> _Tarefa do exercício_: Cite literalmente o trecho do texto sobre o Jornal do Brasil que vai de "O polêmico anúncio" até "da versão online.", inclusive.

> _Texto da página_:
Alberto Dines, Carlos Lemos, Wilson Figueiredo, Míriam Leitão e Alfredo Herkenhoff relembram grandes momentos da edição impressa do JB, um ícone do jornalismo
Clarissa Salles, Fernanda Freire, João Guilherme, Luana Corrêa e Rafaella Gil
Depois de enfrentar e vencer ameaças, empastelamentos, perseguição política e censura em momentos obscuros da história da imprensa nacional, o
Jornal do Brasil deixou as bancas no dia primeiro de setembro de 2010. Participante ativo de episódios marcantes da vida política brasileira por mais de cem anos, o
JB chegou a ser considerado o jornal mais influente do país na segunda metade do século XX. Neste período, sua redação contou com nomes como Alberto Dines, Zuenir Ventura, Carlos Lemos, Ferreira Gullar, Carlos Drummond de Andrade, Wilson Figueiredo, Ancelmo Góis, Dora Kramer, Miriam Leitão e inúmeros outros, de diferentes gerações.
Lançado no dia 9 de abril de 1891, o
Jornal do Brasil chegou ao seu período áureo (fins dos anos 1950 até a primeira metade dos 1980) marcado por uma inovadora reforma gráfica, consolidada e aprimorada durante a chamada ‘‘Era Dines’’. Localizado na capital cultural do Brasil, em uma época em que o Rio de Janeiro ditava tendências e comportamentos, o
JB influenciou não só os outros jornais, mas também uma geração de jornalistas vindos de diversas regiões do Brasil. Foi a bússola dessa geração de jornalistas, muitos dos quais hoje têm considerável prestígio nos meios de comunicação, que participaram do que muitos apontam como o único jornal impresso efetivamente nacional.
O polêmico anúncio do fim da versão impressa do
JB, feito pelo empresário Nelson Tanure, afetou a todos que tiveram suas vidas, pessoais e profissionais, marcadas pelo jornal. Alguns exigiram providências para tentar salvar a versão impressa, outros declararam estar aliviados com o fim da agonia do que restou daquele grande jornal, e há ainda os que acreditam no crescimento da versão online.
Fim de edição impressa foi notícia no arqui-rival O Globo
Entre os diversos possíveis carrascos do jornal figuram a perseguição política sofrida durante o regime militar pós-64, em decorrência da ‘‘resistência criativa’’ ao AI-5 e da oposição aos generais-presidentes, quando o governo, de um lado, censurava veículos de comunicação e, de outro, era o maior anunciante do país (muitas vezes favorecendo a concorrência); a transferência da sede do jornal da Avenida Rio Branco para a Avenida Brasil, em um prédio que seguia projeto de Henrique Mindlin, imponente, premiado internacionalmente e demasiadamente caro; má gestão, entre diversos outros fatores.
Alfredo Herkenhoff, autor do livro
Jornal do Brasil: Memórias de um Secretário, acredita em um conjunto de causas que levaram ao fim do jornal, entre as quais cita a concorrência da televisão e “um certo mau humor de Brasília a partir de 68”. Entretanto, Herkenhoff diz que o “anúncio de morte” não o surpreendeu: “O jornal já tinha começado a morrer muito tempo antes, ele só vinha definhando e agora acabou de ser jornal impresso, tentando sobreviver como digital, mas não sei se terá futuro nisso”.

> _Dados fornecidos_:
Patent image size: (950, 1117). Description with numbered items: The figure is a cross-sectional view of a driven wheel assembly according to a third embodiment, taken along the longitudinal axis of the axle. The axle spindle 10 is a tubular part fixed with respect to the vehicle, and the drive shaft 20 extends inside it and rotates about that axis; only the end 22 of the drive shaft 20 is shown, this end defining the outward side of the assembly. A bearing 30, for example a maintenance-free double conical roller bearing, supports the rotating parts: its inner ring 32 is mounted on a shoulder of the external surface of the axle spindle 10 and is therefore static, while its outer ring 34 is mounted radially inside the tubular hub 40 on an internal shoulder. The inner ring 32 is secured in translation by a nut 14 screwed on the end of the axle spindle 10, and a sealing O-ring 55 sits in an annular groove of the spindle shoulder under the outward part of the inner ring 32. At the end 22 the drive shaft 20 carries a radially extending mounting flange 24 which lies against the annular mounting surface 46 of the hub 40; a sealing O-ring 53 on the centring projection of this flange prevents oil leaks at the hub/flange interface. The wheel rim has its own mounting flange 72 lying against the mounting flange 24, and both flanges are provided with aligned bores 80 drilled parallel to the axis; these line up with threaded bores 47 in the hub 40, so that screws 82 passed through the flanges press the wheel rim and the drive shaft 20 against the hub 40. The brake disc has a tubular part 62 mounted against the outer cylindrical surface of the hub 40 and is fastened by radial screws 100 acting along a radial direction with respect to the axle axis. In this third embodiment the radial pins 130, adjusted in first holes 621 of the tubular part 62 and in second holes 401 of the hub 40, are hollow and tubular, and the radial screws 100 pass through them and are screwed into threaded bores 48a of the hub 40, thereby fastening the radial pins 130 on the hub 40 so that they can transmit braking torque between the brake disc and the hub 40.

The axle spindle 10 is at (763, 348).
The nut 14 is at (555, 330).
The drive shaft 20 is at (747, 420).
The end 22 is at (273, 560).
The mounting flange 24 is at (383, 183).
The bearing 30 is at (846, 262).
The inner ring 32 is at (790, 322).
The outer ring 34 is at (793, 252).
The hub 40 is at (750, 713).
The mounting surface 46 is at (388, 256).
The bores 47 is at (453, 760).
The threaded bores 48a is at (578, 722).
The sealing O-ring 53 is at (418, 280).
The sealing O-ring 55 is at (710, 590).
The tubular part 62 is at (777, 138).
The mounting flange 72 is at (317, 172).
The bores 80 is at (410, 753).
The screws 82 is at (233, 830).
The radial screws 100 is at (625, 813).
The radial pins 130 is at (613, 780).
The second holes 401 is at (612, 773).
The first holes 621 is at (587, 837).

> _Solução do exercício_:
O polêmico anúncio do fim da versão impressa do
JB, feito pelo empresário Nelson Tanure, afetou a todos que tiveram suas vidas, pessoais e profissionais, marcadas pelo jornal. Alguns exigiram providências para tentar salvar a versão impressa, outros declararam estar aliviados com o fim da agonia do que restou daquele grande jornal, e há ainda os que acreditam no crescimento da versão online.